__Task description__
Exclude the pictures and return every line exactly as written.
------------
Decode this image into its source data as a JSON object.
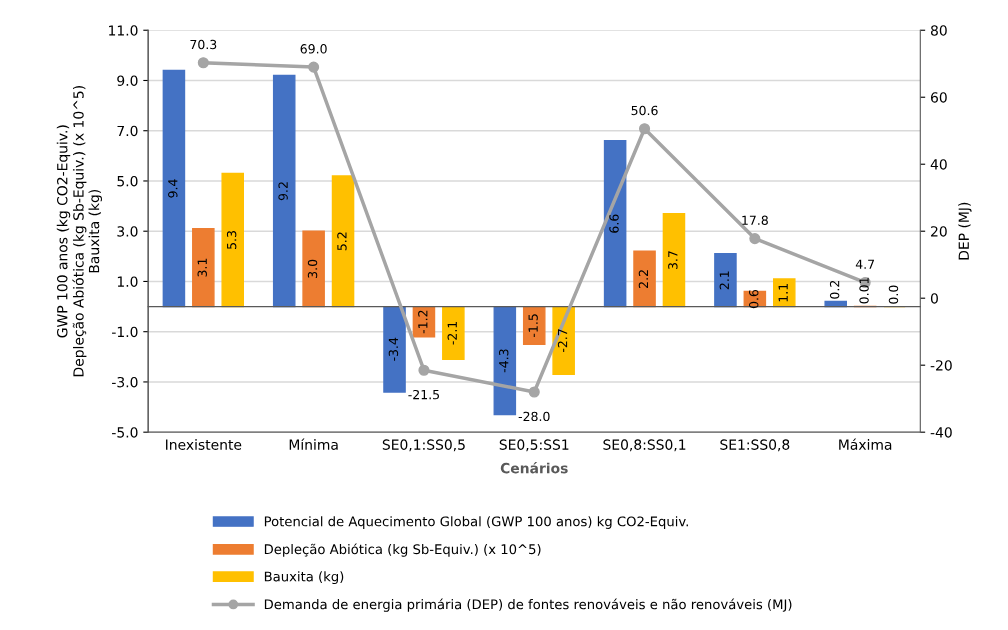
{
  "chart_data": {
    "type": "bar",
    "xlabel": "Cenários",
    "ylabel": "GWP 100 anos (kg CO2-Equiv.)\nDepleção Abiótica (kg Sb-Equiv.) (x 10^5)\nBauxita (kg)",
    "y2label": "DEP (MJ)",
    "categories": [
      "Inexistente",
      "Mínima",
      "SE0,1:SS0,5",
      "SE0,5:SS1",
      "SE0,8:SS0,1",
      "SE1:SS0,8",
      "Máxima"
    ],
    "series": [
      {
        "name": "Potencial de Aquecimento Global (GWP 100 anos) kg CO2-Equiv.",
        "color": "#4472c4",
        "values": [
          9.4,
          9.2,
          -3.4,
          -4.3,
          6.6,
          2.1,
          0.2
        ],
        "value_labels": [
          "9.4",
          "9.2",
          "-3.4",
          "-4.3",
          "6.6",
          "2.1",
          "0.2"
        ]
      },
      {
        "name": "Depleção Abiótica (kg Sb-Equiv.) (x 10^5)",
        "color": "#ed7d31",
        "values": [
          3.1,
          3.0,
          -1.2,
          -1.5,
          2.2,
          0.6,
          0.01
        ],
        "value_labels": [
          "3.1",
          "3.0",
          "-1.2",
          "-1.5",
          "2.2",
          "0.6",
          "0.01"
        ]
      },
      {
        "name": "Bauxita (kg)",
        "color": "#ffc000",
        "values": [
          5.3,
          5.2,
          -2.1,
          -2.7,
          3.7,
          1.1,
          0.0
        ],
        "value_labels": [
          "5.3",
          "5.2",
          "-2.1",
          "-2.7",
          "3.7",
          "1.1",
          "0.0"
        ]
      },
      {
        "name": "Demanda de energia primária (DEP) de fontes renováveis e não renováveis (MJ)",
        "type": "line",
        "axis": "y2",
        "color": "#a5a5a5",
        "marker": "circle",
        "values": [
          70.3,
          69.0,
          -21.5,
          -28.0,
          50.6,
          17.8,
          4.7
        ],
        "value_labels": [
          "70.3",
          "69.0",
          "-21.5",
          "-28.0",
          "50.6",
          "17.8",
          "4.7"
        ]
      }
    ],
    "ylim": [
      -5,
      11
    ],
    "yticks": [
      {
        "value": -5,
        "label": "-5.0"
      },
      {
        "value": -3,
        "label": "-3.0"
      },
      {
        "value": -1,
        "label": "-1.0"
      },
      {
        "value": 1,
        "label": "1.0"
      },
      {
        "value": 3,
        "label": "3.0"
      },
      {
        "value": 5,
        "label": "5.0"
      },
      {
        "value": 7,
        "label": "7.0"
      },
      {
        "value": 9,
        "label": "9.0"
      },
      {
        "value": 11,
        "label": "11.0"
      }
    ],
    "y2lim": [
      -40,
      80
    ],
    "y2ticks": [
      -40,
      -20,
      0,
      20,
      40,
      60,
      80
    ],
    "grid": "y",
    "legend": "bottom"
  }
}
------------
__Problem solution__
Decode this image into its source data as a JSON object.
{
  "chart_data": {
    "type": "bar",
    "xlabel": "Cenários",
    "ylabel": "GWP 100 anos (kg CO2-Equiv.)\nDepleção Abiótica (kg Sb-Equiv.) (x 10^5)\nBauxita (kg)",
    "y2label": "DEP (MJ)",
    "categories": [
      "Inexistente",
      "Mínima",
      "SE0,1:SS0,5",
      "SE0,5:SS1",
      "SE0,8:SS0,1",
      "SE1:SS0,8",
      "Máxima"
    ],
    "series": [
      {
        "name": "Potencial de Aquecimento Global (GWP 100 anos) kg CO2-Equiv.",
        "color": "#4472c4",
        "values": [
          9.4,
          9.2,
          -3.4,
          -4.3,
          6.6,
          2.1,
          0.2
        ],
        "value_labels": [
          "9.4",
          "9.2",
          "-3.4",
          "-4.3",
          "6.6",
          "2.1",
          "0.2"
        ]
      },
      {
        "name": "Depleção Abiótica (kg Sb-Equiv.) (x 10^5)",
        "color": "#ed7d31",
        "values": [
          3.1,
          3.0,
          -1.2,
          -1.5,
          2.2,
          0.6,
          0.01
        ],
        "value_labels": [
          "3.1",
          "3.0",
          "-1.2",
          "-1.5",
          "2.2",
          "0.6",
          "0.01"
        ]
      },
      {
        "name": "Bauxita (kg)",
        "color": "#ffc000",
        "values": [
          5.3,
          5.2,
          -2.1,
          -2.7,
          3.7,
          1.1,
          0.0
        ],
        "value_labels": [
          "5.3",
          "5.2",
          "-2.1",
          "-2.7",
          "3.7",
          "1.1",
          "0.0"
        ]
      },
      {
        "name": "Demanda de energia primária (DEP) de fontes renováveis e não renováveis (MJ)",
        "type": "line",
        "axis": "y2",
        "color": "#a5a5a5",
        "marker": "circle",
        "values": [
          70.3,
          69.0,
          -21.5,
          -28.0,
          50.6,
          17.8,
          4.7
        ],
        "value_labels": [
          "70.3",
          "69.0",
          "-21.5",
          "-28.0",
          "50.6",
          "17.8",
          "4.7"
        ]
      }
    ],
    "ylim": [
      -5,
      11
    ],
    "yticks": [
      {
        "value": -5,
        "label": "-5.0"
      },
      {
        "value": -3,
        "label": "-3.0"
      },
      {
        "value": -1,
        "label": "-1.0"
      },
      {
        "value": 1,
        "label": "1.0"
      },
      {
        "value": 3,
        "label": "3.0"
      },
      {
        "value": 5,
        "label": "5.0"
      },
      {
        "value": 7,
        "label": "7.0"
      },
      {
        "value": 9,
        "label": "9.0"
      },
      {
        "value": 11,
        "label": "11.0"
      }
    ],
    "y2lim": [
      -40,
      80
    ],
    "y2ticks": [
      -40,
      -20,
      0,
      20,
      40,
      60,
      80
    ],
    "grid": "y",
    "legend": "bottom"
  }
}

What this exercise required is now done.